====== Records for processing ======

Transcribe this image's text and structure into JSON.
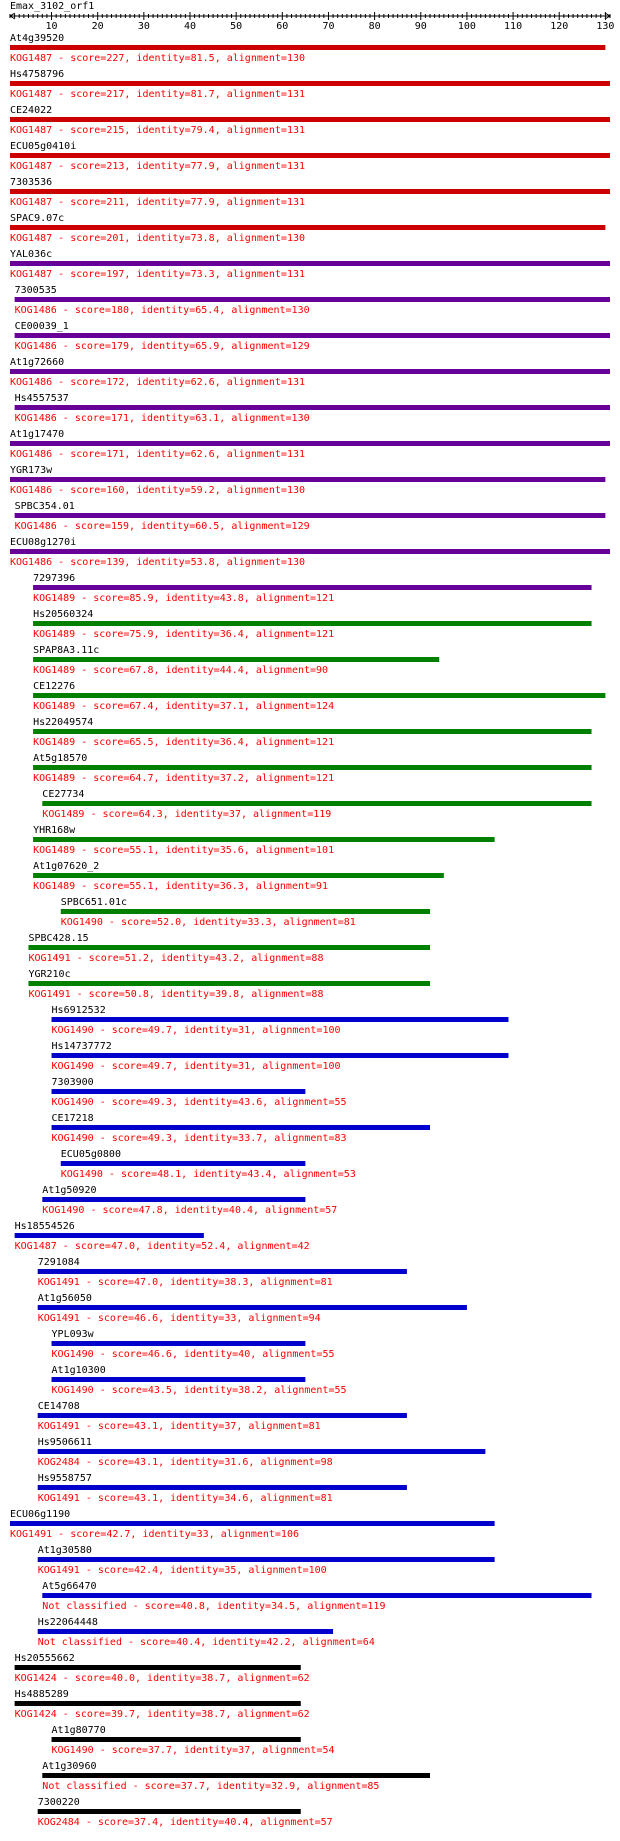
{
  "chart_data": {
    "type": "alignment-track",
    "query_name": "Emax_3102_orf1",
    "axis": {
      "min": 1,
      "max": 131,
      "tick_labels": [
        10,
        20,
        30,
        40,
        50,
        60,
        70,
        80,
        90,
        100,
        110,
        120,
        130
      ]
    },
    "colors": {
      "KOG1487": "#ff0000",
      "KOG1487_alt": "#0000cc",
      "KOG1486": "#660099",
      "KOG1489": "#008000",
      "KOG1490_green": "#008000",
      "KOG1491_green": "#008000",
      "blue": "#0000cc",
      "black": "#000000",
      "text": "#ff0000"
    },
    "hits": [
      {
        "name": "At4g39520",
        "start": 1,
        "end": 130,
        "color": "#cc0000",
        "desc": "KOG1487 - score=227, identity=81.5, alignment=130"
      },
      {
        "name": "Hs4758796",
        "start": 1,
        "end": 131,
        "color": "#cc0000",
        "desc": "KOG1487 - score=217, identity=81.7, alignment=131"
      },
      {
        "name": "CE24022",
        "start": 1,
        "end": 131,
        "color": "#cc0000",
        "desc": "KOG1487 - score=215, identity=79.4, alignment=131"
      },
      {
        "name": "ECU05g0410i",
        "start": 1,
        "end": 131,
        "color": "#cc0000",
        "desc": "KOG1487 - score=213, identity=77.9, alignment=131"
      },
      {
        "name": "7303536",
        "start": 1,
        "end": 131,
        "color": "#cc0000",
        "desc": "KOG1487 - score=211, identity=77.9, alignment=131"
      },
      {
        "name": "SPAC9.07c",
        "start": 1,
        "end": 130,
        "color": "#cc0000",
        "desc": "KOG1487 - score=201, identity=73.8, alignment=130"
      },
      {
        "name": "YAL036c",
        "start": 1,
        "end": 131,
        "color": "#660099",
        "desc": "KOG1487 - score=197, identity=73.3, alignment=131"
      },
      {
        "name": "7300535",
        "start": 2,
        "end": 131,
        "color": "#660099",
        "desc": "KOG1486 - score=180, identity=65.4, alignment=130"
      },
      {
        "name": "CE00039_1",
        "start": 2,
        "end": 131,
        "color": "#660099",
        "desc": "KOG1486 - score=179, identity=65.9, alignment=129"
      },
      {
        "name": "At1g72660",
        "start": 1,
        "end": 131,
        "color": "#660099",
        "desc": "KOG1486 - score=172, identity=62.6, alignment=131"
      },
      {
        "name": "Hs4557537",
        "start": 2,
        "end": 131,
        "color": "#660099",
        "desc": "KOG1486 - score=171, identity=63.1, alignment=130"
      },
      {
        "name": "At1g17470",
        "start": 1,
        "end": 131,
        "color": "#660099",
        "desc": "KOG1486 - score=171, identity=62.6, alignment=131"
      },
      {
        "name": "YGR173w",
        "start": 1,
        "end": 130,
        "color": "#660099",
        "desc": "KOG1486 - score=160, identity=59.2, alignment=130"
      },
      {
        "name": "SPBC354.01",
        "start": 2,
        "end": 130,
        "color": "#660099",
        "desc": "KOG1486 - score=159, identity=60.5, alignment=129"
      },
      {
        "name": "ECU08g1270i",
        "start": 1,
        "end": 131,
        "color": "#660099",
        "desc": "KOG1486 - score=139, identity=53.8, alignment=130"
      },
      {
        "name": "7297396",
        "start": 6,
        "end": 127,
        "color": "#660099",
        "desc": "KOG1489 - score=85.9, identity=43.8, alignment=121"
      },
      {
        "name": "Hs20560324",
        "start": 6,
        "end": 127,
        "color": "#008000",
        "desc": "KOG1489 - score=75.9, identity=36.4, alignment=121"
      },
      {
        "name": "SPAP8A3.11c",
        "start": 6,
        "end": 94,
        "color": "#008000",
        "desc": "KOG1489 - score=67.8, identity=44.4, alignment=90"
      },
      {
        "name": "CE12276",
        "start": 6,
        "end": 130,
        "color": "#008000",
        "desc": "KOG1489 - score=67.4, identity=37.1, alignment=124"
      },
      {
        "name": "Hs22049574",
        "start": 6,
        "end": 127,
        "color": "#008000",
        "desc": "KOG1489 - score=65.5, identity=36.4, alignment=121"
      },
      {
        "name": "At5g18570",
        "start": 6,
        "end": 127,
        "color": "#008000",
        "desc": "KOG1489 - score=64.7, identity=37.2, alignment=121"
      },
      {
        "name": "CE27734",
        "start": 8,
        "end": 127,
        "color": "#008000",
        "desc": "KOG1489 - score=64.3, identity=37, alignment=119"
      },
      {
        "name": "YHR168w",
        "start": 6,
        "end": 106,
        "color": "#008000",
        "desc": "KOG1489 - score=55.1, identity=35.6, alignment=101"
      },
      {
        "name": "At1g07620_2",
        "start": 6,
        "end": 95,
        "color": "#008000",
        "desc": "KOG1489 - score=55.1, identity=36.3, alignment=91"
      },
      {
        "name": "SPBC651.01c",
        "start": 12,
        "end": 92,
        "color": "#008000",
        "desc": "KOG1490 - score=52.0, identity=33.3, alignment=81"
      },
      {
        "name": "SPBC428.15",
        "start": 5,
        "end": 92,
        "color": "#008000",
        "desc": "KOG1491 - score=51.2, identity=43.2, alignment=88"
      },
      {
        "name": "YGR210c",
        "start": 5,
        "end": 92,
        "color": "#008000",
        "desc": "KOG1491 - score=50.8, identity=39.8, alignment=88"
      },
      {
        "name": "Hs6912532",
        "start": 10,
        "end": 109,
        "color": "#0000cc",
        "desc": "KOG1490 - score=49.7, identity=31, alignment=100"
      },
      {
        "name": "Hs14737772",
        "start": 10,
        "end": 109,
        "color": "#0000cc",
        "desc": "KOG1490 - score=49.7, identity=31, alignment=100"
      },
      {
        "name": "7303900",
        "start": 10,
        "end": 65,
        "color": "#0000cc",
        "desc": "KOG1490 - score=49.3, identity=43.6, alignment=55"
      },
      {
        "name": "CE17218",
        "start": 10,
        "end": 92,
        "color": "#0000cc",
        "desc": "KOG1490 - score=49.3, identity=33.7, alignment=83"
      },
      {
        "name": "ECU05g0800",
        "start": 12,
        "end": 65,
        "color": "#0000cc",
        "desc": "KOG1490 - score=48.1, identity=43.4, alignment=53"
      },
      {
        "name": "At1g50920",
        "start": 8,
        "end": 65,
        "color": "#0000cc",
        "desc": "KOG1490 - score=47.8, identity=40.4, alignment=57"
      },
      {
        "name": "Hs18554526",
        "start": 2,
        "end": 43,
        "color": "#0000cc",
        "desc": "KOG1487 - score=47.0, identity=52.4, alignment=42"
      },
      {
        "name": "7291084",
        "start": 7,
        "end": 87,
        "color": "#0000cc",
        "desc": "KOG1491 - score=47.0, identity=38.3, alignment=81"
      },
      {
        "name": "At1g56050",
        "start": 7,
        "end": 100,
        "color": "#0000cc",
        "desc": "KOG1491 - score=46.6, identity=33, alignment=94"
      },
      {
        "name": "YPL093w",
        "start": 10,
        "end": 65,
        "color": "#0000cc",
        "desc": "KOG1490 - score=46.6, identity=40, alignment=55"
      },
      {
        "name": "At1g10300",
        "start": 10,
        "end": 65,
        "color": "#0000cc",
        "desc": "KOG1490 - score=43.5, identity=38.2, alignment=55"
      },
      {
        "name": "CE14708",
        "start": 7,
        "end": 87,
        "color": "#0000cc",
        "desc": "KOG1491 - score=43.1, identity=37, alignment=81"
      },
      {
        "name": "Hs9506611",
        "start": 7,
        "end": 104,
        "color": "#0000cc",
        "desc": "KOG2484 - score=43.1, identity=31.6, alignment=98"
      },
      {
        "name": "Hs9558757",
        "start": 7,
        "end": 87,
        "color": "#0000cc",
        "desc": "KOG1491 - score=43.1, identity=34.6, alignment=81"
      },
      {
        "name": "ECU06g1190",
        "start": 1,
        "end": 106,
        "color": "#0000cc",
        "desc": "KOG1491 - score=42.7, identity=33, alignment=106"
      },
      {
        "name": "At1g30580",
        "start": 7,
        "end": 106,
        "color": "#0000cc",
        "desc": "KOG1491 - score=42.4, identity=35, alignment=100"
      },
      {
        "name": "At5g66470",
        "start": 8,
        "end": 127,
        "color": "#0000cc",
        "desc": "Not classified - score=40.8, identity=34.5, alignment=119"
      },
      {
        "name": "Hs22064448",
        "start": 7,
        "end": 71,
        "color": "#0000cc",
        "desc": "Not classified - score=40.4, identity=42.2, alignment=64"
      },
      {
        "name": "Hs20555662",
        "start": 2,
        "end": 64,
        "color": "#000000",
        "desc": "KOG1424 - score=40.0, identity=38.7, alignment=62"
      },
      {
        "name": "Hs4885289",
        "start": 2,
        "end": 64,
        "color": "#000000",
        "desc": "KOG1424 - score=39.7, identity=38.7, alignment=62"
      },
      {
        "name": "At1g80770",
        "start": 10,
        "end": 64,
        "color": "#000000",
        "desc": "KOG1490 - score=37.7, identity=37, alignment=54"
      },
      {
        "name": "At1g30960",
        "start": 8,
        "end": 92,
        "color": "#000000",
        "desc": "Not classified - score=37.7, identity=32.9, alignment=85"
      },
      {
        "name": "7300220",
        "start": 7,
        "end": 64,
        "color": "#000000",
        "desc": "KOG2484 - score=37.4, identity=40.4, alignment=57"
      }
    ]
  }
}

======

**Written task:**
Looking at the data above, show all lines where the word "classified" occurs.

**Expected output:**
        "desc": "Not classified - score=40.8, identity=34.5, alignment=119"
        "desc": "Not classified - score=40.4, identity=42.2, alignment=64"
        "desc": "Not classified - score=37.7, identity=32.9, alignment=85"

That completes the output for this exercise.